**What is being asked**
Copy each line below without leaving any out.

**Information supplied**
+ + + + +

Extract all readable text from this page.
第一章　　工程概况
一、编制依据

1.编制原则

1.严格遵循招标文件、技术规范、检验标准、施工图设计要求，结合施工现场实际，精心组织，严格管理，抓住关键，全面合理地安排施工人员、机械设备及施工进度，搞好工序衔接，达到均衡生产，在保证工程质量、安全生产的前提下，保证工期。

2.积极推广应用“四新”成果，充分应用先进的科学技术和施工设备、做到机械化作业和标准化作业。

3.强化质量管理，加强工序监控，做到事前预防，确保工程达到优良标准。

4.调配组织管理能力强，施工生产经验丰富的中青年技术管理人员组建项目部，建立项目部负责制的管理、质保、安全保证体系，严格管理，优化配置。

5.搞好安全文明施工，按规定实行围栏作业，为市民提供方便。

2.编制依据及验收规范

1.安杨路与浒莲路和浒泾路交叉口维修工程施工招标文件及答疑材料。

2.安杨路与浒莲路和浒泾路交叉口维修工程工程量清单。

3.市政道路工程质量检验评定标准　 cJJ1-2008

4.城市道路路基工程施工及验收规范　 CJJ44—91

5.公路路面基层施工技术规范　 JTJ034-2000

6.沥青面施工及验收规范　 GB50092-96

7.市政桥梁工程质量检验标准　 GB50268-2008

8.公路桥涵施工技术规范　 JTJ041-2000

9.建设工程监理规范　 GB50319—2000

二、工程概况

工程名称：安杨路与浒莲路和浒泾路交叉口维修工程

+ + + + +

**Complete response**
Extract all readable text from this page.
第一章　　工程概况
一、编制依据

1.编制原则

1.严格遵循招标文件、技术规范、检验标准、施工图设计要求，结合施工现场实际，精心组织，严格管理，抓住关键，全面合理地安排施工人员、机械设备及施工进度，搞好工序衔接，达到均衡生产，在保证工程质量、安全生产的前提下，保证工期。

2.积极推广应用“四新”成果，充分应用先进的科学技术和施工设备、做到机械化作业和标准化作业。

3.强化质量管理，加强工序监控，做到事前预防，确保工程达到优良标准。

4.调配组织管理能力强，施工生产经验丰富的中青年技术管理人员组建项目部，建立项目部负责制的管理、质保、安全保证体系，严格管理，优化配置。

5.搞好安全文明施工，按规定实行围栏作业，为市民提供方便。

2.编制依据及验收规范

1.安杨路与浒莲路和浒泾路交叉口维修工程施工招标文件及答疑材料。

2.安杨路与浒莲路和浒泾路交叉口维修工程工程量清单。

3.市政道路工程质量检验评定标准　 cJJ1-2008

4.城市道路路基工程施工及验收规范　 CJJ44—91

5.公路路面基层施工技术规范　 JTJ034-2000

6.沥青面施工及验收规范　 GB50092-96

7.市政桥梁工程质量检验标准　 GB50268-2008

8.公路桥涵施工技术规范　 JTJ041-2000

9.建设工程监理规范　 GB50319—2000

二、工程概况

工程名称：安杨路与浒莲路和浒泾路交叉口维修工程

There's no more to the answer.